====== Exercise material ======
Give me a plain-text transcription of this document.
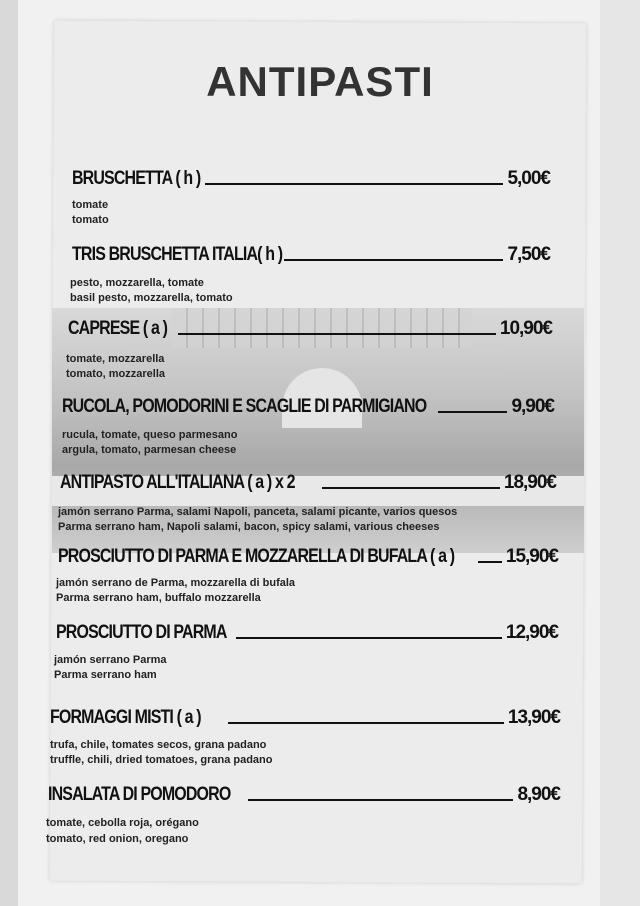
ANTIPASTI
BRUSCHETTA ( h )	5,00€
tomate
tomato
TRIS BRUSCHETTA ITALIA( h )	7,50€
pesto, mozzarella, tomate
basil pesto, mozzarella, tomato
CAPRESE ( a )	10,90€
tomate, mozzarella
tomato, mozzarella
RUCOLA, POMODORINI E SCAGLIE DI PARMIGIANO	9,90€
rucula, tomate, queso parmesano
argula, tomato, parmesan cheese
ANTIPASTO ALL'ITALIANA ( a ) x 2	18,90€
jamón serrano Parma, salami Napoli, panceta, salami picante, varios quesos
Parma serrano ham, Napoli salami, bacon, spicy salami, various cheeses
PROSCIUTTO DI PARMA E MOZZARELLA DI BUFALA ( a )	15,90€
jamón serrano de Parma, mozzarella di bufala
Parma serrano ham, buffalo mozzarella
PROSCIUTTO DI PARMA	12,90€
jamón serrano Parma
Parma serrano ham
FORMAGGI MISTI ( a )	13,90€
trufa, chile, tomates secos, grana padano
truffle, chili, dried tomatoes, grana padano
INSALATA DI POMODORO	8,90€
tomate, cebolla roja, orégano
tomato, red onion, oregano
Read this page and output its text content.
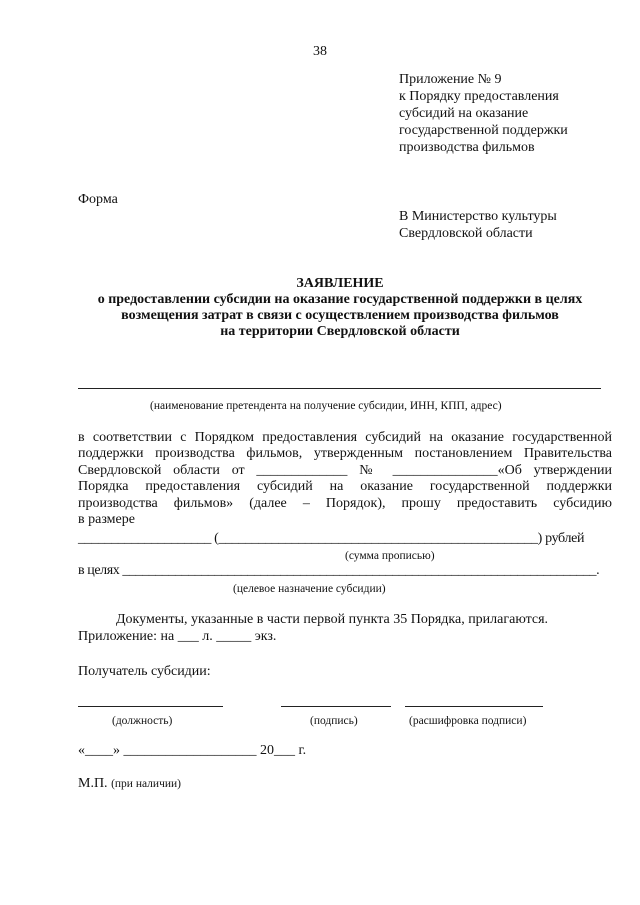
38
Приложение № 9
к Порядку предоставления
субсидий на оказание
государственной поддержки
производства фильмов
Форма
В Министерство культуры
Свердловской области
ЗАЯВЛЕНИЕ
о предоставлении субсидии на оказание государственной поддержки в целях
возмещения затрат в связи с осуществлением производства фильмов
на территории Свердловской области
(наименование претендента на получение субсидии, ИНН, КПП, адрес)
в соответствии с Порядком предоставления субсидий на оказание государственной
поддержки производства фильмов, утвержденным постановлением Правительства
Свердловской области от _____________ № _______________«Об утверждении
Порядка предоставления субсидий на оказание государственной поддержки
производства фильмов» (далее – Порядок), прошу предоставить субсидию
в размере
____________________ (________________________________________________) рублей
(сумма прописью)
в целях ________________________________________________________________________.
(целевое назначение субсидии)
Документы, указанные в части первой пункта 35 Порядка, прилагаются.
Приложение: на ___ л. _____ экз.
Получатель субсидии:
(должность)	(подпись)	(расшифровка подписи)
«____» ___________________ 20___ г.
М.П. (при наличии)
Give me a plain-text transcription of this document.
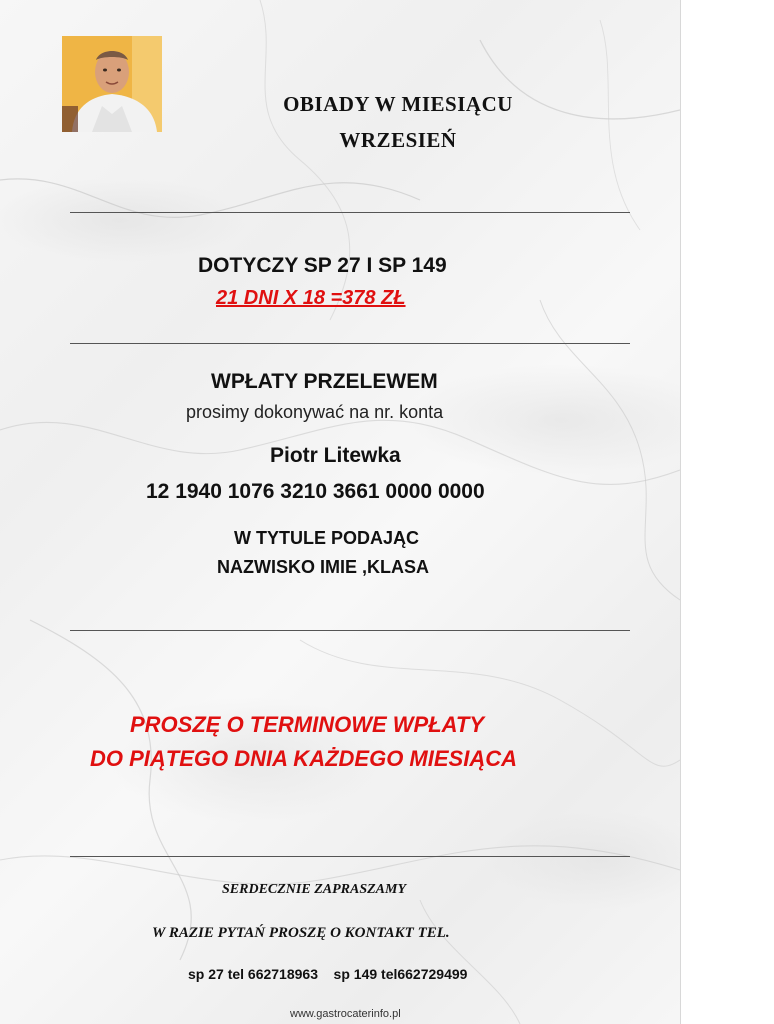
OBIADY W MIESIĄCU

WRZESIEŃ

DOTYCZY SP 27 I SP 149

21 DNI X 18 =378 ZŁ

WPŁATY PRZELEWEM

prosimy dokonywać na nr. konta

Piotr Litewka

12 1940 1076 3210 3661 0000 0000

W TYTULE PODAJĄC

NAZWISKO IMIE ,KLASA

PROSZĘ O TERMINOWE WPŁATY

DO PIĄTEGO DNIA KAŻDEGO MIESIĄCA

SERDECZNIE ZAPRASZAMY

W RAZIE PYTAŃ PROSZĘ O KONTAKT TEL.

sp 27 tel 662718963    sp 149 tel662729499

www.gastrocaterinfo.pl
======
■ **Set problem**
Pictures are not part of the copy; output everything else in the records exactly.

■ **Problem solution**
Give me a plain-text transcription of this document.
ANTIPASTI
BRUSCHETTA ( h )	5,00€
tomate
tomato
TRIS BRUSCHETTA ITALIA( h )	7,50€
pesto, mozzarella, tomate
basil pesto, mozzarella, tomato
CAPRESE ( a )	10,90€
tomate, mozzarella
tomato, mozzarella
RUCOLA, POMODORINI E SCAGLIE DI PARMIGIANO	9,90€
rucula, tomate, queso parmesano
argula, tomato, parmesan cheese
ANTIPASTO ALL'ITALIANA ( a ) x 2	18,90€
jamón serrano Parma, salami Napoli, panceta, salami picante, varios quesos
Parma serrano ham, Napoli salami, bacon, spicy salami, various cheeses
PROSCIUTTO DI PARMA E MOZZARELLA DI BUFALA ( a )	15,90€
jamón serrano de Parma, mozzarella di bufala
Parma serrano ham, buffalo mozzarella
PROSCIUTTO DI PARMA	12,90€
jamón serrano Parma
Parma serrano ham
FORMAGGI MISTI ( a )	13,90€
trufa, chile, tomates secos, grana padano
truffle, chili, dried tomatoes, grana padano
INSALATA DI POMODORO	8,90€
tomate, cebolla roja, orégano
tomato, red onion, oregano
Read this page and output its text content.
38
Приложение № 9
к Порядку предоставления
субсидий на оказание
государственной поддержки
производства фильмов
Форма
В Министерство культуры
Свердловской области
ЗАЯВЛЕНИЕ
о предоставлении субсидии на оказание государственной поддержки в целях
возмещения затрат в связи с осуществлением производства фильмов
на территории Свердловской области
(наименование претендента на получение субсидии, ИНН, КПП, адрес)
в соответствии с Порядком предоставления субсидий на оказание государственной
поддержки производства фильмов, утвержденным постановлением Правительства
Свердловской области от _____________ № _______________«Об утверждении
Порядка предоставления субсидий на оказание государственной поддержки
производства фильмов» (далее – Порядок), прошу предоставить субсидию
в размере
____________________ (________________________________________________) рублей
(сумма прописью)
в целях ________________________________________________________________________.
(целевое назначение субсидии)
Документы, указанные в части первой пункта 35 Порядка, прилагаются.
Приложение: на ___ л. _____ экз.
Получатель субсидии:
(должность)	(подпись)	(расшифровка подписи)
«____» ___________________ 20___ г.
М.П. (при наличии)
Give me a plain-text transcription of this document.
OBIADY W MIESIĄCU

WRZESIEŃ

DOTYCZY SP 27 I SP 149

21 DNI X 18 =378 ZŁ

WPŁATY PRZELEWEM

prosimy dokonywać na nr. konta

Piotr Litewka

12 1940 1076 3210 3661 0000 0000

W TYTULE PODAJĄC

NAZWISKO IMIE ,KLASA

PROSZĘ O TERMINOWE WPŁATY

DO PIĄTEGO DNIA KAŻDEGO MIESIĄCA

SERDECZNIE ZAPRASZAMY

W RAZIE PYTAŃ PROSZĘ O KONTAKT TEL.

sp 27 tel 662718963    sp 149 tel662729499

www.gastrocaterinfo.pl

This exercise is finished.